> _Given instruction_: Each line containing the word "Litholapaxy" should be found and copied.

> _Supplied data_:
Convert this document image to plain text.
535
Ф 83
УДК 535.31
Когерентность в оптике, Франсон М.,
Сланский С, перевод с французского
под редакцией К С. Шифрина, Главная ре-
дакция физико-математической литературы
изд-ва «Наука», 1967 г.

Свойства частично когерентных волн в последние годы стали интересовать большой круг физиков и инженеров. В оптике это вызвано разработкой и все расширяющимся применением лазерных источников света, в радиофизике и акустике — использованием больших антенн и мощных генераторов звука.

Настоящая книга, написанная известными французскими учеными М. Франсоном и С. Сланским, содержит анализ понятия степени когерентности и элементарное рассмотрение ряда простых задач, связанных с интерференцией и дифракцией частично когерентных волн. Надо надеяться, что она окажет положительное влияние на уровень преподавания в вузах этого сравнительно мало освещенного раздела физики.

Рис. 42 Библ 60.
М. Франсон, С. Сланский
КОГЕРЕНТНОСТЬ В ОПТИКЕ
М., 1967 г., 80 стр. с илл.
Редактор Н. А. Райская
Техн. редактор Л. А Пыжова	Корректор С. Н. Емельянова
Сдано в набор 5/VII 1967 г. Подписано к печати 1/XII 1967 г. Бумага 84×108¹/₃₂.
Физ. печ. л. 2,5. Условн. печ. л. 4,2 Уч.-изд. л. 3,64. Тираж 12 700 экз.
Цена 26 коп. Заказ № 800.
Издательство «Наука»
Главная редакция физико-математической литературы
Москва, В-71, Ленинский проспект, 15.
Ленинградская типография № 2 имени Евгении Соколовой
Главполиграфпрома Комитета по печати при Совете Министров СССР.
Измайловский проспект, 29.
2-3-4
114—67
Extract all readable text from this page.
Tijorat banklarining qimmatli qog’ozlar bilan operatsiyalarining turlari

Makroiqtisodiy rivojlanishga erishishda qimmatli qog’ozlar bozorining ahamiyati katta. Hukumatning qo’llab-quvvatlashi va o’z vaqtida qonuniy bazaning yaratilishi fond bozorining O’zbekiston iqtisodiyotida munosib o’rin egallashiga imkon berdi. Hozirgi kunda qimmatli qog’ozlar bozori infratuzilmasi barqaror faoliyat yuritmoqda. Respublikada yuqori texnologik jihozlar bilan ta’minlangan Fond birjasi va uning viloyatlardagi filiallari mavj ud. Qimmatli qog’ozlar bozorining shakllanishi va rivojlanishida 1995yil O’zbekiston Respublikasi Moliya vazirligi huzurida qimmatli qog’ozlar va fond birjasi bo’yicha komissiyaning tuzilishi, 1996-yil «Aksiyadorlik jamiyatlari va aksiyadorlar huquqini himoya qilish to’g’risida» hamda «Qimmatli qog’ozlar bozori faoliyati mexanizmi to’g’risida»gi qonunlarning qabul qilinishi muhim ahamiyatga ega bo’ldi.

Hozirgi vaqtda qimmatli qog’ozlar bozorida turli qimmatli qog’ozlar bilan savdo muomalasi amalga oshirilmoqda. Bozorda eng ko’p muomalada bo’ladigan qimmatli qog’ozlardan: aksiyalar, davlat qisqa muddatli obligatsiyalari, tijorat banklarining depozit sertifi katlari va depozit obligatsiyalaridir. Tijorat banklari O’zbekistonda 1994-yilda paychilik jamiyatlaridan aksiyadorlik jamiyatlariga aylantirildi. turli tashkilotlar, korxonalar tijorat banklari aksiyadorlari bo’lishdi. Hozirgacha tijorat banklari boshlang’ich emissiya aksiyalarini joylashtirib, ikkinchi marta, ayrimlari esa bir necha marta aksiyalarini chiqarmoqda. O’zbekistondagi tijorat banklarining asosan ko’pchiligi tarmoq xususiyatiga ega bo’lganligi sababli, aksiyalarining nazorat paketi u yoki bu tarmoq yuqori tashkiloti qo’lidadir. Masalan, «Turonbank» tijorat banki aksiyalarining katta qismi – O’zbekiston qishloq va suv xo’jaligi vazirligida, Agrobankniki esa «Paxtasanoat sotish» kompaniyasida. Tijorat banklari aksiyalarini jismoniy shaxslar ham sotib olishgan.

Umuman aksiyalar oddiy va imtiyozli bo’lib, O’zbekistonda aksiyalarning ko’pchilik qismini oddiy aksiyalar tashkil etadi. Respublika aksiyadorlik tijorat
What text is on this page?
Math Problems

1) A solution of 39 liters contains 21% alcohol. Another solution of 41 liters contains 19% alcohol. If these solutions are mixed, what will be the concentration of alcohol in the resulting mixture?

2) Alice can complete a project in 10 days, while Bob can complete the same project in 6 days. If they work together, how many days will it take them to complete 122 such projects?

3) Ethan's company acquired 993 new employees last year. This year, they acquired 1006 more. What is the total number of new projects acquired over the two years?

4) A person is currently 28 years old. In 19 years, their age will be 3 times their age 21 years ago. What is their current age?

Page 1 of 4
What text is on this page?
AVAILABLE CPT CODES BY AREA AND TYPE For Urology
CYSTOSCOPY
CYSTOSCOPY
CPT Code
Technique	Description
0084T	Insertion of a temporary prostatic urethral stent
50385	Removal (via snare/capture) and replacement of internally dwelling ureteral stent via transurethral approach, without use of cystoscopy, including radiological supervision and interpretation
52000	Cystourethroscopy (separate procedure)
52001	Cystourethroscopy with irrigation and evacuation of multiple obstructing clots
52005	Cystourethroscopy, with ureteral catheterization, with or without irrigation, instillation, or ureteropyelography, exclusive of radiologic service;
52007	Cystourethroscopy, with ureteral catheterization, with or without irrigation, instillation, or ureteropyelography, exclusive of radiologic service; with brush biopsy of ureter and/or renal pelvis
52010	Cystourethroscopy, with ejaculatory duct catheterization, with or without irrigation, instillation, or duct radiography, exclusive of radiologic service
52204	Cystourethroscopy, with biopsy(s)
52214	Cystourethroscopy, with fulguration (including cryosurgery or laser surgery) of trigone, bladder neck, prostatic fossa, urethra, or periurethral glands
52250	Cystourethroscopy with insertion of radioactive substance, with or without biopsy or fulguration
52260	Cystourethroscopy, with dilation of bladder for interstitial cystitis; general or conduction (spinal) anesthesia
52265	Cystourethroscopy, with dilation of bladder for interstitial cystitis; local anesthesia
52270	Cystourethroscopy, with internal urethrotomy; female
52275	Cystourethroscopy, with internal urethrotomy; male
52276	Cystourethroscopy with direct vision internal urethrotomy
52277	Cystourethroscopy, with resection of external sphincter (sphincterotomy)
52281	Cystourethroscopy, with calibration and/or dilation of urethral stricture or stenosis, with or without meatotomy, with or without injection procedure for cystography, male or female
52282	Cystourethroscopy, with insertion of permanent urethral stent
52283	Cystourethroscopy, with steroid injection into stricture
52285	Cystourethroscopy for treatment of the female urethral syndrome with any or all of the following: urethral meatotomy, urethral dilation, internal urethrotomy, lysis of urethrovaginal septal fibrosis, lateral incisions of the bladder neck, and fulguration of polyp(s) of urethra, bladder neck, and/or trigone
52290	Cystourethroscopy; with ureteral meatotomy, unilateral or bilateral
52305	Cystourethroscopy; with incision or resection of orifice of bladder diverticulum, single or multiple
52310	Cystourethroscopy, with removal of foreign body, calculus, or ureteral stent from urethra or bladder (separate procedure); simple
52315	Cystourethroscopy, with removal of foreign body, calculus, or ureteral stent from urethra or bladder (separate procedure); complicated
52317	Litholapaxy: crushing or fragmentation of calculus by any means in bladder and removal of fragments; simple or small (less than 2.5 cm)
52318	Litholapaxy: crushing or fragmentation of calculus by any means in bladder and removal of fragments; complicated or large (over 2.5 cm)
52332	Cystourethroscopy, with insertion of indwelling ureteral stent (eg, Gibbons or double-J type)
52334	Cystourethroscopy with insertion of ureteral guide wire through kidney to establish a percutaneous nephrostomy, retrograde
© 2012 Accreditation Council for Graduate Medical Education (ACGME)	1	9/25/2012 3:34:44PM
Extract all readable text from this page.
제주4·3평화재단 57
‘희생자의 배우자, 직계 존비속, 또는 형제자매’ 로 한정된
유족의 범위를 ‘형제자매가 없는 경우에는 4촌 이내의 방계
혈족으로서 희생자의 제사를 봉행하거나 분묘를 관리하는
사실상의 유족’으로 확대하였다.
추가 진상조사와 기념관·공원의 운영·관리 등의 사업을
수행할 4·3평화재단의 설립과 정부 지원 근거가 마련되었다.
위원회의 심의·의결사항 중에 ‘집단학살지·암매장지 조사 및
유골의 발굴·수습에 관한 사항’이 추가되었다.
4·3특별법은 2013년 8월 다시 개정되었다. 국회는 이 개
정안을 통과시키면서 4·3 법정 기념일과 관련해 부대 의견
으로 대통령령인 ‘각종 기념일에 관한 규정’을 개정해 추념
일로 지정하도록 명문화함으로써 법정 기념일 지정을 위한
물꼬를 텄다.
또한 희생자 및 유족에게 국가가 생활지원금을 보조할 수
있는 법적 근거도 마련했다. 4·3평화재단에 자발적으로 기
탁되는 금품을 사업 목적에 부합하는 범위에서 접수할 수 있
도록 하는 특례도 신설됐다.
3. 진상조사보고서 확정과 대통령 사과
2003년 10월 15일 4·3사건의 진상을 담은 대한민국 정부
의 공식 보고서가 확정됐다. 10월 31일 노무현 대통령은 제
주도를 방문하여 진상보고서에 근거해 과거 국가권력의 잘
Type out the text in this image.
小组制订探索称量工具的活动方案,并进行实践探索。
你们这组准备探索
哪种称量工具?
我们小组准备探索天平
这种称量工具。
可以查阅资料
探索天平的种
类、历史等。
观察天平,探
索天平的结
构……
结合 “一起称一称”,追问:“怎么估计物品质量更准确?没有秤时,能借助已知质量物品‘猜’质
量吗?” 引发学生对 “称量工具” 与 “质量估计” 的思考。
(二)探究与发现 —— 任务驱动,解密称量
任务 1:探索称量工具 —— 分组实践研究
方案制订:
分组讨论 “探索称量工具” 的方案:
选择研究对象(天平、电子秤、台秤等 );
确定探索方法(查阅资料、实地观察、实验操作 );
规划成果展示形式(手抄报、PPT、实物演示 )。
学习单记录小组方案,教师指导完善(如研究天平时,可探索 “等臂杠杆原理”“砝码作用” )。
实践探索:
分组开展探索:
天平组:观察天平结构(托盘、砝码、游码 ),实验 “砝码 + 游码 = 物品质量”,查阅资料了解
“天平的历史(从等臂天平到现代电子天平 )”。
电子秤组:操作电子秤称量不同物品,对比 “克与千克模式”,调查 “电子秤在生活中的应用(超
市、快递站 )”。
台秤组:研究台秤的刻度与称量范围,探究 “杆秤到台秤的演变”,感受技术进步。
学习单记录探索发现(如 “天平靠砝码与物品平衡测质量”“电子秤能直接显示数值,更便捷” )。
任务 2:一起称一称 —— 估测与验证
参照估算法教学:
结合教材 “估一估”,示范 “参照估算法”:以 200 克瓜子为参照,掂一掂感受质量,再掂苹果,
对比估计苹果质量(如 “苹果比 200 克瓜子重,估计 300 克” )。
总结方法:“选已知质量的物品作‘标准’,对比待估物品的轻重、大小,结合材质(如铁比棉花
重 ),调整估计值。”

> _Correct response_:
52317	Litholapaxy: crushing or fragmentation of calculus by any means in bladder and removal of fragments; simple or small (less than 2.5 cm)
52318	Litholapaxy: crushing or fragmentation of calculus by any means in bladder and removal of fragments; complicated or large (over 2.5 cm)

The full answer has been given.